Datos de posición de los elementos
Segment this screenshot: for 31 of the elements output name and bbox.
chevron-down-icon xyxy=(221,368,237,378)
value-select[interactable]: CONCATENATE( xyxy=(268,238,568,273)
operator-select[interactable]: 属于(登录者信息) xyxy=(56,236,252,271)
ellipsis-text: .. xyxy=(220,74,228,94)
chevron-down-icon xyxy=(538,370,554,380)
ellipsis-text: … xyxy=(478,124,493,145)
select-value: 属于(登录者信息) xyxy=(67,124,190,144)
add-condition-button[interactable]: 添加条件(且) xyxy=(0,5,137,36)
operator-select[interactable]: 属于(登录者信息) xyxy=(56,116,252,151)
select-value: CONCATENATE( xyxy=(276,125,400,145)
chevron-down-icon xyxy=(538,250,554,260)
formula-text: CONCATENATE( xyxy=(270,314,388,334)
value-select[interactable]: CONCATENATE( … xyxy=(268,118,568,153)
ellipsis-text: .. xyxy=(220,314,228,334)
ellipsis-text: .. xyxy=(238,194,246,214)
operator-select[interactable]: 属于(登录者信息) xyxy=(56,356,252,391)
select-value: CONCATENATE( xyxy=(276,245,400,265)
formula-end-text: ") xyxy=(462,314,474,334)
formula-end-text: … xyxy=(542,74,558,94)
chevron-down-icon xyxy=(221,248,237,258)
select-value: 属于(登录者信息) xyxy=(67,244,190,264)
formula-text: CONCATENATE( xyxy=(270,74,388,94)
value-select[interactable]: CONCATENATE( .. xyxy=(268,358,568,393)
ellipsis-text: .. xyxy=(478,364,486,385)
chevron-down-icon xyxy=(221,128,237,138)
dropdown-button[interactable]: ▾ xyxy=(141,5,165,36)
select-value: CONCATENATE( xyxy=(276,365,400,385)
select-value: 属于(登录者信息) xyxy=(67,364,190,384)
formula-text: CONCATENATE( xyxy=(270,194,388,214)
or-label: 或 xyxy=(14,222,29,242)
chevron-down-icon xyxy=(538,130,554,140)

__Instrucciones__. Presenta todo el material anterior como una tabla Markdown con dos columnas, "N.º" para el número de fila y "Línea" para su texto, sin incluir las líneas en blanco.

__Solución__.
| N.º | Línea |
|---|---|
| 1 | Segment this screenshot: for 31 of the elements output name and bbox. |
| 2 | chevron-down-icon xyxy=(221,368,237,378) |
| 3 | value-select[interactable]: CONCATENATE( xyxy=(268,238,568,273) |
| 4 | operator-select[interactable]: 属于(登录者信息) xyxy=(56,236,252,271) |
| 5 | ellipsis-text: .. xyxy=(220,74,228,94) |
| 6 | chevron-down-icon xyxy=(538,370,554,380) |
| 7 | ellipsis-text: … xyxy=(478,124,493,145) |
| 8 | select-value: 属于(登录者信息) xyxy=(67,124,190,144) |
| 9 | add-condition-button[interactable]: 添加条件(且) xyxy=(0,5,137,36) |
| 10 | operator-select[interactable]: 属于(登录者信息) xyxy=(56,116,252,151) |
| 11 | select-value: CONCATENATE( xyxy=(276,125,400,145) |
| 12 | chevron-down-icon xyxy=(538,250,554,260) |
| 13 | formula-text: CONCATENATE( xyxy=(270,314,388,334) |
| 14 | value-select[interactable]: CONCATENATE( … xyxy=(268,118,568,153) |
| 15 | ellipsis-text: .. xyxy=(220,314,228,334) |
| 16 | ellipsis-text: .. xyxy=(238,194,246,214) |
| 17 | operator-select[interactable]: 属于(登录者信息) xyxy=(56,356,252,391) |
| 18 | select-value: CONCATENATE( xyxy=(276,245,400,265) |
| 19 | formula-end-text: ") xyxy=(462,314,474,334) |
| 20 | formula-end-text: … xyxy=(542,74,558,94) |
| 21 | chevron-down-icon xyxy=(221,248,237,258) |
| 22 | select-value: 属于(登录者信息) xyxy=(67,244,190,264) |
| 23 | formula-text: CONCATENATE( xyxy=(270,74,388,94) |
| 24 | value-select[interactable]: CONCATENATE( .. xyxy=(268,358,568,393) |
| 25 | ellipsis-text: .. xyxy=(478,364,486,385) |
| 26 | chevron-down-icon xyxy=(221,128,237,138) |
| 27 | dropdown-button[interactable]: ▾ xyxy=(141,5,165,36) |
| 28 | select-value: CONCATENATE( xyxy=(276,365,400,385) |
| 29 | select-value: 属于(登录者信息) xyxy=(67,364,190,384) |
| 30 | formula-text: CONCATENATE( xyxy=(270,194,388,214) |
| 31 | or-label: 或 xyxy=(14,222,29,242) |
| 32 | chevron-down-icon xyxy=(538,130,554,140) |